THE RESPONDENT DID NOT APPEAR AND WAS NOT REPRESENTED

Judgment

Lord Justice Hooper:

1.

Following refusal on paper by Richards LJ, the appellant makes an oral application for permission to appeal. Permission to appeal had already been refused by the AIT. The decision said to contain an error of law is that of Immigration Judge Griffin, who heard the appellant’s appeal on 14 September 2006 and prepared his determination and reasons six days later. It was submitted to the AIT that Immigration Judge Griffin’s determination showed an error of law and that submission was rejected by Immigration Judge Ward in April 2007, having heard from Miss Phelan who has been counsel for the appellant throughout.

2.

In order to succeed, she has to show that there is a real prospect of an appeal succeeding; she needs to show that there is an arguable error of law contained in the decision of Immigration Judge Griffin, albeit not accepted by the AIT and by Richards LJ.

3.

The appellant is a male who arrived in the country on 22 June 2005 and claimed asylum at the port. He is, it is accepted, a national of Somalia. The thrust of his claim before Immigration Judge Griffin was that he was a member of one of Somalia’s minority clans and as such would be persecuted on his return or, alternatively, suffer treatment which would put this country in breach of its obligations under the European Convention for the Protection of Human Rights and Fundamental Freedoms.

4.

The issue which the judge had to resolve, therefore, was whether the appellant had shown to the low standard that he was a member of the identified minority clan. His claim was that he was a member of the minority clan Ashraf -- a sub-clan of the Benadiri; sub-clan Hassan. At page 9 of his determination are found the findings made by Immigration Judge Griffin. He notes that the appellant made no claim whatsoever in his screening interview as to his clan. Miss Phelan took objection to that. We looked at the screening interview together. He was asked whether he was a member of a particular social group. He said no. That was obviously an important factor in resolving the appellant’s claim. The thrust of his case, as later developed, was that he had suffered and would suffer persecution as a member of a particular clan, and yet in his screening interview there is no reference to that. In paragraph 29 Mr Griffin identifies a further difficulty with the claim being put forward by the appellant. He says this:

“In his interview at question 54, he said his sub clan was Hassan and the sub clan Hassan he belonged to was Fiqi-Omar.”

Dataset:
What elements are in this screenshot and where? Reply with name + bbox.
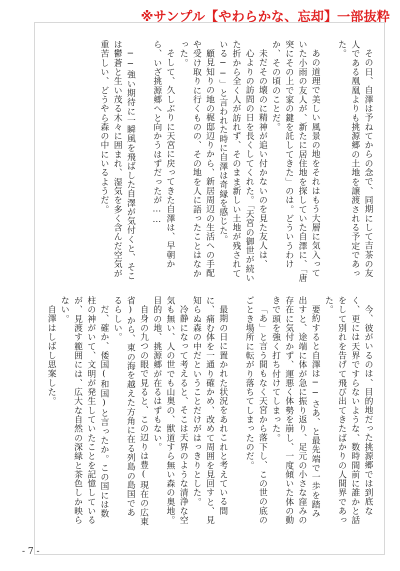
paragraph: 最期の日に置かれた状況をあれこれと考えている間に、痛む体を一通り確かめ、改めて周囲を見回すと、見知らぬ森の中だということだけがはっきりとした。 — [191, 296, 228, 525]
paragraph: 今、彼がいるのは、目的地だった挑源郷では到底なく、更には天界ですらないような、数時間前に誰かと話をして別れを告げて飛び出てきたばかりの人間界であった。 — [323, 296, 373, 525]
paragraph: あの道理で美しい風景の地をそれはもう大層に気入っていた小雨の友人が、新たに居住地を探していた自澤に、「唐突にその上で家の鍵を託してきた」のは。どういうわけか、その頃のことだ。 — [270, 40, 321, 283]
paragraph: 冷静になって考えると、そこは天界のような清浄な空気も無い、人の世でも山奥の、獣道すら無い森の奥地。目的の地、挑源郷が在るはずもない。 — [151, 296, 189, 525]
lower-text-block — [44, 296, 374, 526]
upper-text-block — [44, 40, 374, 285]
paragraph: 自身の九つの眼で見ると、この辺りは豊(現在の広東省)から、東の海を越えた方角に在る列島の島国であるらしい。 — [112, 296, 149, 526]
paragraph: だ、確か、倭国(和国)と言ったか。この国には数柱の神がいて、文明が発生していたことを記憶しているが、見渡す範囲には、広大な自然の深緑と茶色しか映らない。 — [59, 296, 109, 525]
sample-excerpt-banner: ※サンプル【やわらかな、忘却】一部抜粋 — [140, 10, 390, 25]
paragraph: 「あ」と言う間もなく天宮から落下し、この世の底のごとき場所に転がり落ちてしまったのだ。 — [244, 296, 268, 525]
page-number: - 7 - — [22, 547, 40, 557]
paragraph: ──強い期待に一瞬風を飛ばした自澤が気付くと、そこは鬱蒼と生い茂る木々に囲まれ、湿気を多く含んだ空気が重苦しい、どうやら森の中にいるようだ。 — [98, 40, 136, 281]
paragraph: 自澤はしばし思案した。 — [46, 304, 57, 406]
paragraph: 心よりの訪問の日を長くしてくれた。「天宮の御世が続いた折から全く人が訪れず、そのまま新しい土地が残されている──」と言われた時に自澤は奇縁を感じた。 — [217, 40, 255, 283]
paragraph: そして、久しぶりに天宮に戻ってきた自澤は、早朝から、いざ挑源郷へと向かうはずだったが…… — [151, 40, 175, 269]
paragraph: 顧見知りの地の梶邸辺りから、新居周辺の生活への手配や受け取りに行くものの、その地を人に語ったことはなかった。 — [178, 40, 215, 278]
paragraph: 未だその壊のに精神が追い付かないのを見た友人は、 — [257, 48, 268, 269]
paragraph: 要約すると自澤は──さあ、と最先端で一歩を踏み出すと、途端に体が急に振り返り、足元の小さな窪みの存在に気付かず、運悪く体勢を崩し、一度傾いた体の動きで頭を強く打ち付けてしまった。 — [270, 296, 321, 525]
paragraph: その日、自澤は予ねてからの念で、同期にして吉茶の友人である凰凰よりも挑源郷の土地を譲渡される予定であった。 — [336, 40, 373, 278]
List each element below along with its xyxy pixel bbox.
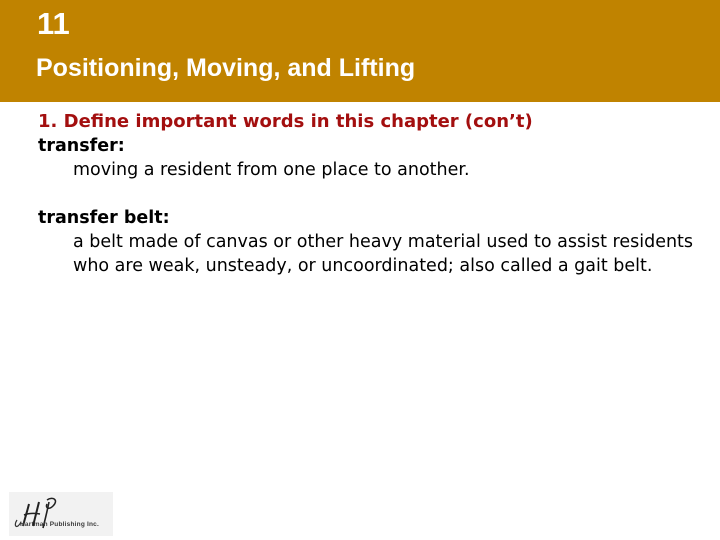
chapter-title: Positioning, Moving, and Lifting	[36, 54, 416, 82]
term-entry-transfer	[38, 134, 708, 182]
term-definition: moving a resident from one place to another.	[73, 160, 470, 180]
publisher-logo	[9, 492, 113, 536]
chapter-number: 11	[37, 6, 70, 41]
publisher-logo-text: Hartman Publishing Inc.	[20, 521, 99, 528]
term-entry-transfer-belt	[38, 206, 708, 278]
chapter-header	[0, 0, 720, 102]
term-definition: a belt made of canvas or other heavy material used to assist residents who are weak, unsteady, or uncoordinated; also called a gait belt.	[73, 232, 694, 276]
objective-heading: 1. Define important words in this chapter (con’t)	[38, 111, 533, 132]
term-label: transfer:	[38, 136, 125, 156]
slide-content	[38, 110, 708, 278]
term-label: transfer belt:	[38, 208, 170, 228]
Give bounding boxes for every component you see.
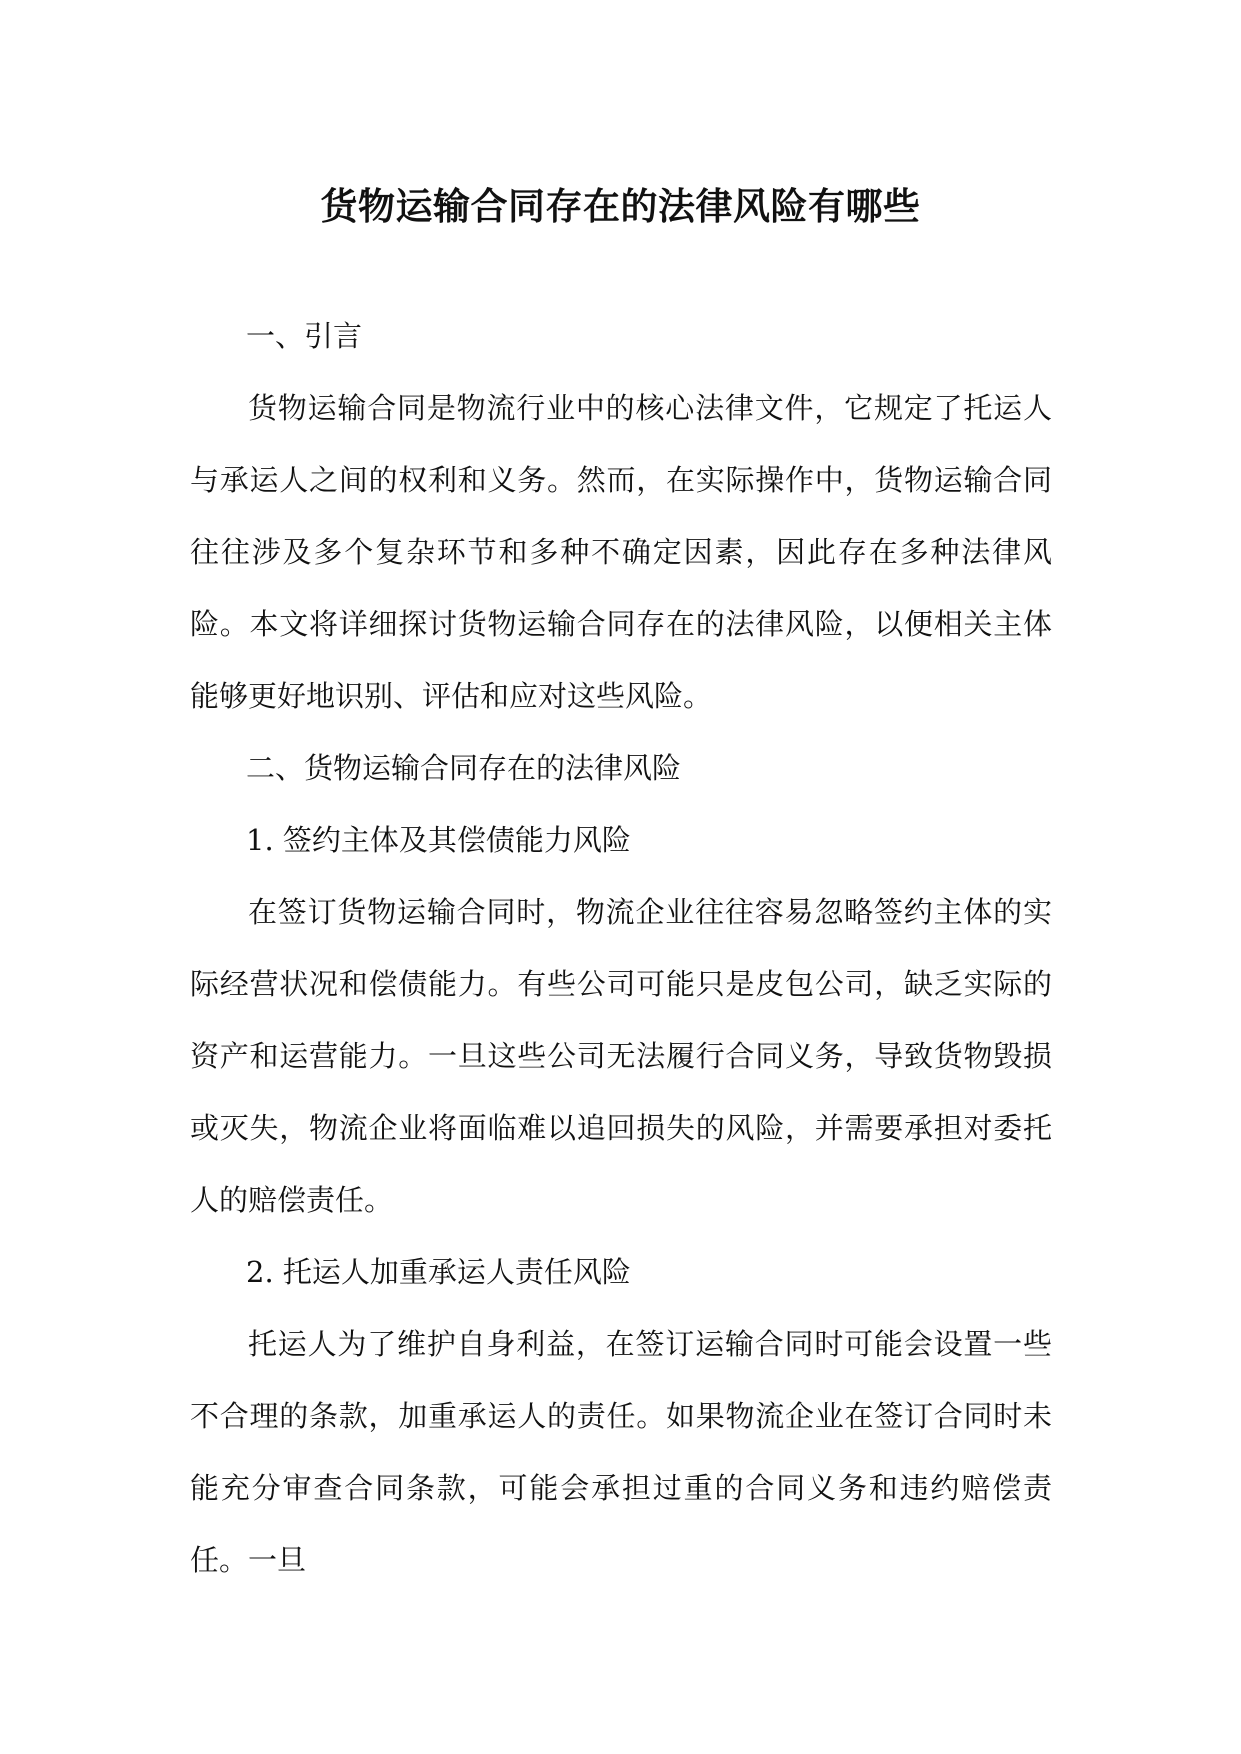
section-heading-legal-risks: 二、货物运输合同存在的法律风险: [246, 751, 682, 785]
paragraph-signing-party-risk: 在签订货物运输合同时，物流企业往往容易忽略签约主体的实际经营状况和偿债能力。有些公司可能只是皮包公司，缺乏实际的资产和运营能力。一旦这些公司无法履行合同义务，导致货物毁损或灭失，物流企业将面临难以追回损失的风险，并需要承担对委托人的赔偿责任。: [190, 895, 1052, 1217]
document-body: [190, 300, 1052, 1596]
paragraph-introduction: 货物运输合同是物流行业中的核心法律文件，它规定了托运人与承运人之间的权利和义务。然而，在实际操作中，货物运输合同往往涉及多个复杂环节和多种不确定因素，因此存在多种法律风险。本文将详细探讨货物运输合同存在的法律风险，以便相关主体能够更好地识别、评估和应对这些风险。: [190, 391, 1052, 713]
subheading-shipper-liability-risk: 2. 托运人加重承运人责任风险: [246, 1255, 631, 1289]
document-title: 货物运输合同存在的法律风险有哪些: [320, 184, 921, 228]
subheading-signing-party-risk: 1. 签约主体及其偿债能力风险: [246, 823, 631, 857]
paragraph-shipper-liability-risk: 托运人为了维护自身利益，在签订运输合同时可能会设置一些不合理的条款，加重承运人的责任。如果物流企业在签订合同时未能充分审查合同条款，可能会承担过重的合同义务和违约赔偿责任。一旦: [190, 1327, 1052, 1577]
section-heading-introduction: 一、引言: [246, 319, 363, 353]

Task:
In the judgment, what is the Spanish translation of "Permission to appeal had already been refused by the AIT."? The lines placed after the judgment aren't needed here.

Reply to the task:
El permiso para apelar ya había sido denegado por el AIT.